TASK DESCRIPTION → Print the listing's lines verbatim, from its first line through the line that contains "- button[interactable]: Optimized".

[Bounding box listing]

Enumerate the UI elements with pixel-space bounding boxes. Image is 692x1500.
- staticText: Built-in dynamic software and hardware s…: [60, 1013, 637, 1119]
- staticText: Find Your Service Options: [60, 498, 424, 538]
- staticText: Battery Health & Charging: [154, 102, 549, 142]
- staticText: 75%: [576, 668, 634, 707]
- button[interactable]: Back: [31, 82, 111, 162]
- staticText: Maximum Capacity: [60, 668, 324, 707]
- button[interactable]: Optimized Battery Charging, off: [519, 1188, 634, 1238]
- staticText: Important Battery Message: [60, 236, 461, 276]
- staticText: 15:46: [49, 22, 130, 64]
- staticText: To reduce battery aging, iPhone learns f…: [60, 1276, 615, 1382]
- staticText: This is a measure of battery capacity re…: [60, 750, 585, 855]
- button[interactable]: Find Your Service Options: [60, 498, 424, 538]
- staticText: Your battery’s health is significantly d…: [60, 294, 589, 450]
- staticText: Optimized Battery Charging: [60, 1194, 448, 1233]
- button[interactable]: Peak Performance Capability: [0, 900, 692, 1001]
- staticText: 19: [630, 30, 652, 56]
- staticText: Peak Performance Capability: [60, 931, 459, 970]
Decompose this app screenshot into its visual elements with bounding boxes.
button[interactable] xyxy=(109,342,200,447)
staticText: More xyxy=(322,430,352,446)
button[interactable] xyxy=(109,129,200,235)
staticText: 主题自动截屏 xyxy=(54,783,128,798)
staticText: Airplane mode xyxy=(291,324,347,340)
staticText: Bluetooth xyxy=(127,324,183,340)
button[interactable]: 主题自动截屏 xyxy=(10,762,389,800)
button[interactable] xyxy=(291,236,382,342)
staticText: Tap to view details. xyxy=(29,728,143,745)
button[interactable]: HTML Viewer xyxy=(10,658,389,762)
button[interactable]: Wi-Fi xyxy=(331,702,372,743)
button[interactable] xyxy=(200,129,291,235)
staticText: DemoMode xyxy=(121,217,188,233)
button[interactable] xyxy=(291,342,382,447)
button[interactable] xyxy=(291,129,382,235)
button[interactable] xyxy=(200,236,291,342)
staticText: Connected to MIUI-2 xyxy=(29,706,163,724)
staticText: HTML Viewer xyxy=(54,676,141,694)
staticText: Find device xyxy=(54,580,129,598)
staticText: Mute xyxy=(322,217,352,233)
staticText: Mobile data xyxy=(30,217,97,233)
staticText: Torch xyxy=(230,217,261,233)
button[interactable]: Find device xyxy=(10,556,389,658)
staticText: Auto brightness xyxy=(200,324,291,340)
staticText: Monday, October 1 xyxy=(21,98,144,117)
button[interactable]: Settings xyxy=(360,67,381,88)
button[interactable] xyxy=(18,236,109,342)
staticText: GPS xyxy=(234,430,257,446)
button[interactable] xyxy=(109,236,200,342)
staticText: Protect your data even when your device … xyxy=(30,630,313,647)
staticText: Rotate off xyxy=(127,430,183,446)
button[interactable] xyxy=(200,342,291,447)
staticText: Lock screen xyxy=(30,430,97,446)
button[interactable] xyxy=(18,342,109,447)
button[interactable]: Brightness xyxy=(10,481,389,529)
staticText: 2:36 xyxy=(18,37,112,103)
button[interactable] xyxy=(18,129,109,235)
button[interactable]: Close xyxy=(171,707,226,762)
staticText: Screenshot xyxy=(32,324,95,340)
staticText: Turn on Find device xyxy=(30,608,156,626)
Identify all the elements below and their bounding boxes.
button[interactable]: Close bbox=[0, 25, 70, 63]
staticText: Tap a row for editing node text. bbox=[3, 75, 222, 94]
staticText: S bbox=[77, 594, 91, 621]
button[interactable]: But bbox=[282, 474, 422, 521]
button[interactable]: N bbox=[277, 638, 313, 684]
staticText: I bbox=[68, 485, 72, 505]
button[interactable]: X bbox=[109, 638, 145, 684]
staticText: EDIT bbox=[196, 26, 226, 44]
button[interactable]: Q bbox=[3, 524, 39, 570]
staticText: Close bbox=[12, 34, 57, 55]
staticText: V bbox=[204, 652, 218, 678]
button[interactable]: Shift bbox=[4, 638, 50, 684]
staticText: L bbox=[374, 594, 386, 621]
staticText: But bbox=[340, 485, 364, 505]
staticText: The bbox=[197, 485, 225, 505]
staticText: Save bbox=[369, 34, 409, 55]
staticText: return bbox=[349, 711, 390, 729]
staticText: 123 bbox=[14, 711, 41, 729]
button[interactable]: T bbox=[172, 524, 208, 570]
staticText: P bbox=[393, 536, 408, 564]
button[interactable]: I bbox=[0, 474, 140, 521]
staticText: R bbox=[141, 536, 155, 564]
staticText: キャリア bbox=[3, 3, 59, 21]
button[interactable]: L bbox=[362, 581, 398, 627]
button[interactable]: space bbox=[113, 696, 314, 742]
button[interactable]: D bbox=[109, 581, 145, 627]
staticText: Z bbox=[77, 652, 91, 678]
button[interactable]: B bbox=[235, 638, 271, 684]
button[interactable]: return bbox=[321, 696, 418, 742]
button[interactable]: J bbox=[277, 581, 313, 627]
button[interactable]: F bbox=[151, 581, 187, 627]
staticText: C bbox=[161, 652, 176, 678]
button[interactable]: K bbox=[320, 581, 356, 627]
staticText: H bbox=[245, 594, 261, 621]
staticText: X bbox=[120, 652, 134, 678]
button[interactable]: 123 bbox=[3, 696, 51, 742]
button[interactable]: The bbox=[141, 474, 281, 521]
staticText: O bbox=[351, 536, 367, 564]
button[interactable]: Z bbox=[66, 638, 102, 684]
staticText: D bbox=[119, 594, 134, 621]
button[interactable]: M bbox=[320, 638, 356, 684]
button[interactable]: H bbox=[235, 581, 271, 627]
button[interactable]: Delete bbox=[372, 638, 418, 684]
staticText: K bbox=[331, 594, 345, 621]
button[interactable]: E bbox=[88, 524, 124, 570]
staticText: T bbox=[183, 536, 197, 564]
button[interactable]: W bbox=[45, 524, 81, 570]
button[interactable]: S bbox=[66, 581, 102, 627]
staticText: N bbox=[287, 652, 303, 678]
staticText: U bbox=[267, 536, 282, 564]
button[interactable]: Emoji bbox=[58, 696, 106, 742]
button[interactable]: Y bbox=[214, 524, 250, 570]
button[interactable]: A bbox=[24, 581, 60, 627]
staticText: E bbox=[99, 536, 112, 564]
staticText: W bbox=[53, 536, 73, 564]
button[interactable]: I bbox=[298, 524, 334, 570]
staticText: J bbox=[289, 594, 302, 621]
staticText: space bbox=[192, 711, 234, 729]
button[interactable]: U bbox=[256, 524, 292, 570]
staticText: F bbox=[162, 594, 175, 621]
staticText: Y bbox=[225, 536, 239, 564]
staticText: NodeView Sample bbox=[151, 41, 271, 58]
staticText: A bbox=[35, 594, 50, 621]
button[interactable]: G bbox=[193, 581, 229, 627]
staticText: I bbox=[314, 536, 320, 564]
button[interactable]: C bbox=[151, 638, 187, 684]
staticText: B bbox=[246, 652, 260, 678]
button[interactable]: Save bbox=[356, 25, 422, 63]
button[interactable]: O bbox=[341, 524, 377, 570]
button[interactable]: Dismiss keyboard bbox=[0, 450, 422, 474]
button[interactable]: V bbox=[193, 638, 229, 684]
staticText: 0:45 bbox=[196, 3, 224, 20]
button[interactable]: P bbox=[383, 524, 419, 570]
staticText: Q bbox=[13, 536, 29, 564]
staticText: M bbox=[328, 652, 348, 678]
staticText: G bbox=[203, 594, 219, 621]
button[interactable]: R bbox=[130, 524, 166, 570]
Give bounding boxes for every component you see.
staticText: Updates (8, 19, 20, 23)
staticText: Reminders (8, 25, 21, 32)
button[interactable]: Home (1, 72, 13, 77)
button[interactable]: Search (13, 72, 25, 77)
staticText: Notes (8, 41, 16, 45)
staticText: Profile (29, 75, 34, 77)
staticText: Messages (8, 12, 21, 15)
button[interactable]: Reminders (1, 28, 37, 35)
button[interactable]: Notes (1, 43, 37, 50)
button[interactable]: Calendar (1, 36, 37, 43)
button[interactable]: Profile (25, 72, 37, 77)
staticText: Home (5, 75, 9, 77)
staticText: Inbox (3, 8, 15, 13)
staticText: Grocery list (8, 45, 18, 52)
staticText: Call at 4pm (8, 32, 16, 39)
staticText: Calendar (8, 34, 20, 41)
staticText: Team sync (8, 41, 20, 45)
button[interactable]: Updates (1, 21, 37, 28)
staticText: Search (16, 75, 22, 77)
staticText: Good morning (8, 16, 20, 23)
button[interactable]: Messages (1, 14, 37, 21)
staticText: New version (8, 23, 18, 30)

RESULT OF THE EXERCISE →
Enumerate the UI elements with pixel-space bounding boxes. Image is 692x1500.
- staticText: Built-in dynamic software and hardware s…: [60, 1013, 637, 1119]
- staticText: Find Your Service Options: [60, 498, 424, 538]
- staticText: Battery Health & Charging: [154, 102, 549, 142]
- staticText: 75%: [576, 668, 634, 707]
- button[interactable]: Back: [31, 82, 111, 162]
- staticText: Maximum Capacity: [60, 668, 324, 707]
- button[interactable]: Optimized Battery Charging, off: [519, 1188, 634, 1238]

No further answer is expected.